— begin DATA PROVIDED —
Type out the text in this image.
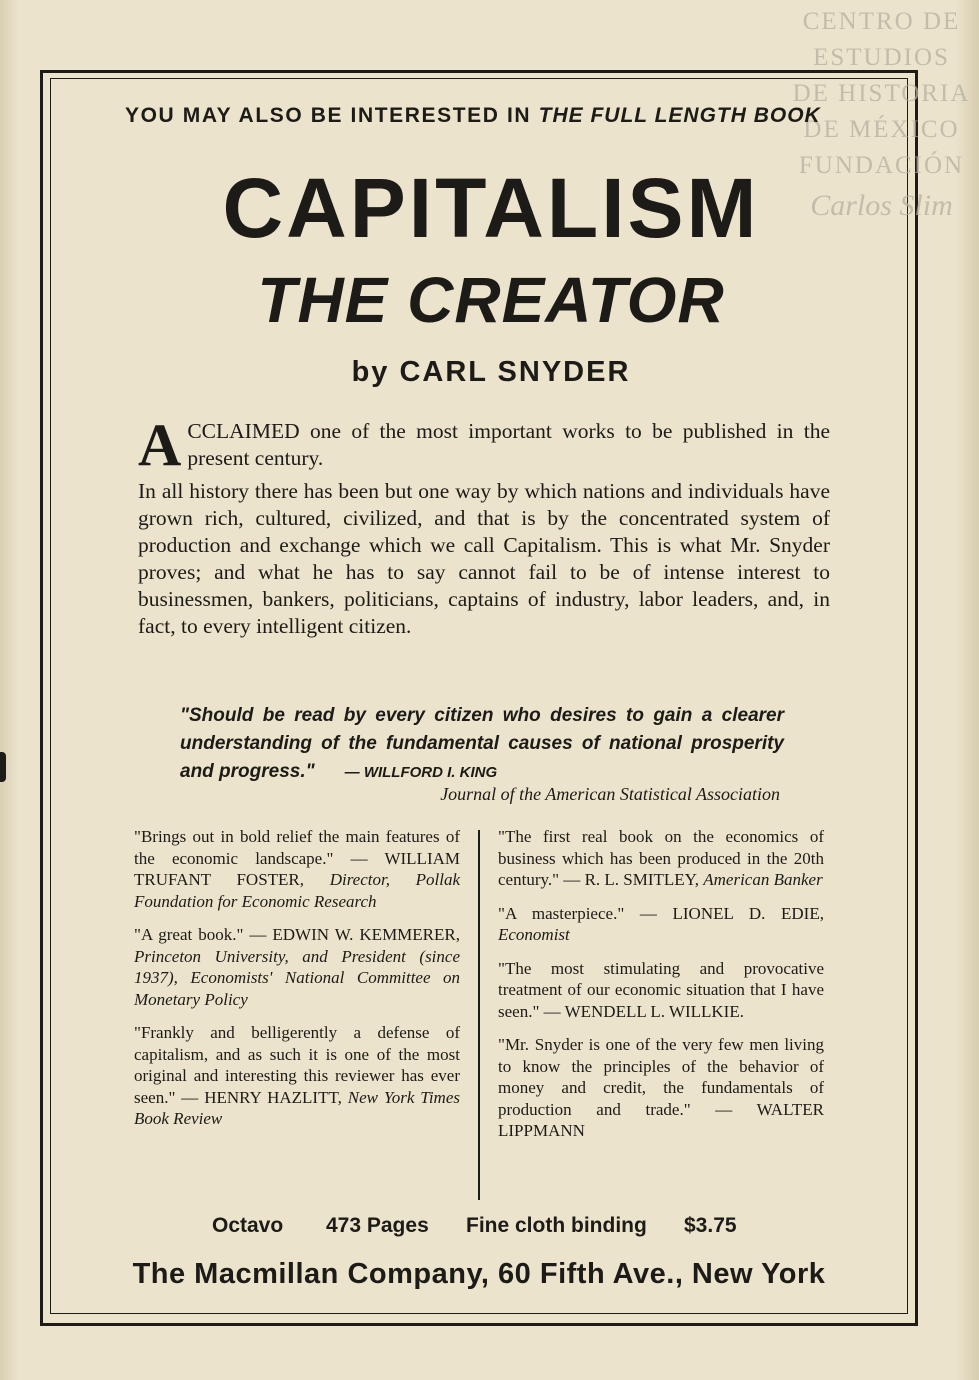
CENTRO DE
ESTUDIOS
DE HISTORIA
DE MÉXICO
FUNDACIÓN
Carlos Slim
YOU MAY ALSO BE INTERESTED IN THE FULL LENGTH BOOK
CAPITALISM
THE CREATOR
by CARL SNYDER

ACCLAIMED one of the most important works to be published in the present century.

In all history there has been but one way by which nations and individuals have grown rich, cultured, civilized, and that is by the concentrated system of production and exchange which we call Capitalism. This is what Mr. Snyder proves; and what he has to say cannot fail to be of intense interest to businessmen, bankers, politicians, captains of industry, labor leaders, and, in fact, to every intelligent citizen.

"Should be read by every citizen who desires to gain a clearer understanding of the fundamental causes of national prosperity and progress." — WILLFORD I. KING
Journal of the American Statistical Association

"Brings out in bold relief the main features of the economic landscape." — WILLIAM TRUFANT FOSTER, Director, Pollak Foundation for Economic Research

"A great book." — EDWIN W. KEMMERER, Princeton University, and President (since 1937), Economists' National Committee on Monetary Policy

"Frankly and belligerently a defense of capitalism, and as such it is one of the most original and interesting this reviewer has ever seen." — HENRY HAZLITT, New York Times Book Review

"The first real book on the economics of business which has been produced in the 20th century." — R. L. SMITLEY, American Banker

"A masterpiece." — LIONEL D. EDIE, Economist

"The most stimulating and provocative treatment of our economic situation that I have seen." — WENDELL L. WILLKIE.

"Mr. Snyder is one of the very few men living to know the principles of the behavior of money and credit, the fundamentals of production and trade." — WALTER LIPPMANN

Octavo 473 Pages Fine cloth binding $3.75
The Macmillan Company, 60 Fifth Ave., New York
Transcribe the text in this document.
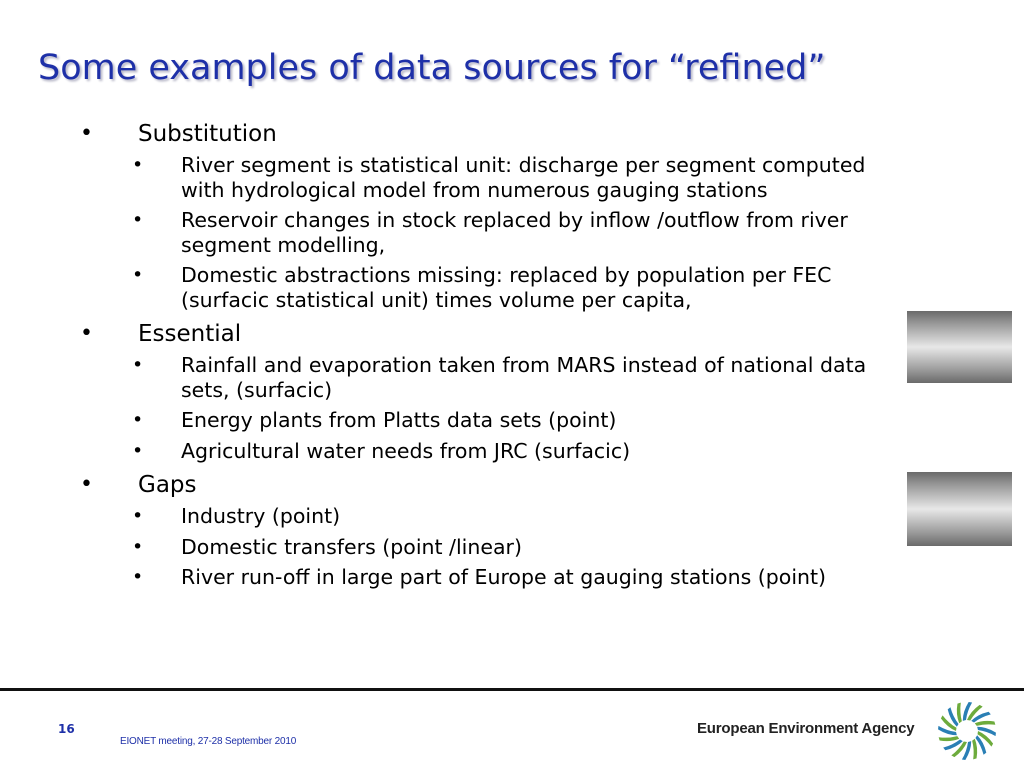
Some examples of data sources for “refined”
• Substitution
• River segment is statistical unit: discharge per segment computed with hydrological model from numerous gauging stations
• Reservoir changes in stock replaced by inflow /outflow from river segment modelling,
• Domestic abstractions missing: replaced by population per FEC (surfacic statistical unit) times volume per capita,
• Essential
• Rainfall and evaporation taken from MARS instead of national data sets, (surfacic)
• Energy plants from Platts data sets (point)
• Agricultural water needs from JRC (surfacic)
• Gaps
• Industry (point)
• Domestic transfers (point /linear)
• River run-off in large part of Europe at gauging stations (point)
16
EIONET meeting, 27-28 September 2010
European Environment Agency
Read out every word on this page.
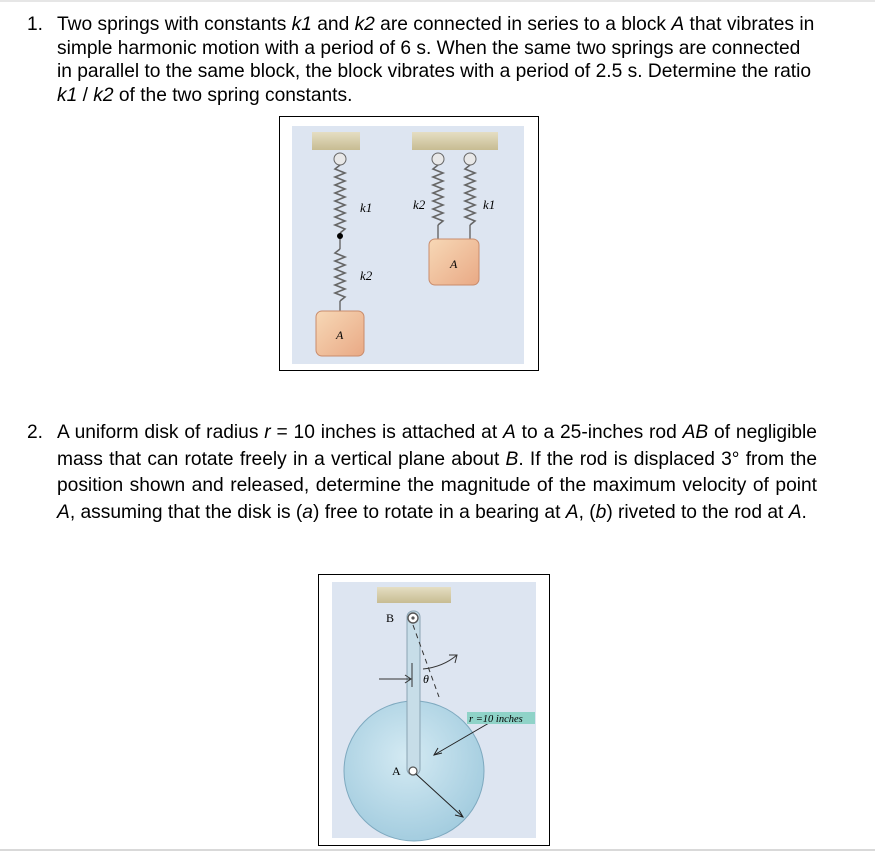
1. Two springs with constants k1 and k2 are connected in series to a block A that vibrates in simple harmonic motion with a period of 6 s. When the same two springs are connected in parallel to the same block, the block vibrates with a period of 2.5 s. Determine the ratio k1 / k2 of the two spring constants.
k1
k2
A
k2	k1
A
2. A uniform disk of radius r = 10 inches is attached at A to a 25-inches rod AB of negligible mass that can rotate freely in a vertical plane about B. If the rod is displaced 3° from the position shown and released, determine the magnitude of the maximum velocity of point A, assuming that the disk is (a) free to rotate in a bearing at A, (b) riveted to the rod at A.
θ
r =10 inches
B
A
— end DATA PROVIDED —
GOAL: Pictures stay out; reproduce every line of the records exactly.

REPLY:
Type out the text in this image.
CENTRO DE
ESTUDIOS
DE HISTORIA
DE MÉXICO
FUNDACIÓN
Carlos Slim
YOU MAY ALSO BE INTERESTED IN THE FULL LENGTH BOOK
CAPITALISM
THE CREATOR
by CARL SNYDER

ACCLAIMED one of the most important works to be published in the present century.

In all history there has been but one way by which nations and individuals have grown rich, cultured, civilized, and that is by the concentrated system of production and exchange which we call Capitalism. This is what Mr. Snyder proves; and what he has to say cannot fail to be of intense interest to businessmen, bankers, politicians, captains of industry, labor leaders, and, in fact, to every intelligent citizen.

"Should be read by every citizen who desires to gain a clearer understanding of the fundamental causes of national prosperity and progress." — WILLFORD I. KING
Journal of the American Statistical Association

"Brings out in bold relief the main features of the economic landscape." — WILLIAM TRUFANT FOSTER, Director, Pollak Foundation for Economic Research

"A great book." — EDWIN W. KEMMERER, Princeton University, and President (since 1937), Economists' National Committee on Monetary Policy

"Frankly and belligerently a defense of capitalism, and as such it is one of the most original and interesting this reviewer has ever seen." — HENRY HAZLITT, New York Times Book Review

"The first real book on the economics of business which has been produced in the 20th century." — R. L. SMITLEY, American Banker

"A masterpiece." — LIONEL D. EDIE, Economist

"The most stimulating and provocative treatment of our economic situation that I have seen." — WENDELL L. WILLKIE.

"Mr. Snyder is one of the very few men living to know the principles of the behavior of money and credit, the fundamentals of production and trade." — WALTER LIPPMANN

Octavo 473 Pages Fine cloth binding $3.75
The Macmillan Company, 60 Fifth Ave., New York
Transcribe the text in this document.
Some examples of data sources for “refined”
• Substitution
• River segment is statistical unit: discharge per segment computed with hydrological model from numerous gauging stations
• Reservoir changes in stock replaced by inflow /outflow from river segment modelling,
• Domestic abstractions missing: replaced by population per FEC (surfacic statistical unit) times volume per capita,
• Essential
• Rainfall and evaporation taken from MARS instead of national data sets, (surfacic)
• Energy plants from Platts data sets (point)
• Agricultural water needs from JRC (surfacic)
• Gaps
• Industry (point)
• Domestic transfers (point /linear)
• River run-off in large part of Europe at gauging stations (point)
16
EIONET meeting, 27-28 September 2010
European Environment Agency
Read out every word on this page.
1. Two springs with constants k1 and k2 are connected in series to a block A that vibrates in simple harmonic motion with a period of 6 s. When the same two springs are connected in parallel to the same block, the block vibrates with a period of 2.5 s. Determine the ratio k1 / k2 of the two spring constants.
k1
k2
A
k2	k1
A
2. A uniform disk of radius r = 10 inches is attached at A to a 25-inches rod AB of negligible mass that can rotate freely in a vertical plane about B. If the rod is displaced 3° from the position shown and released, determine the magnitude of the maximum velocity of point A, assuming that the disk is (a) free to rotate in a bearing at A, (b) riveted to the rod at A.
θ
r =10 inches
B
A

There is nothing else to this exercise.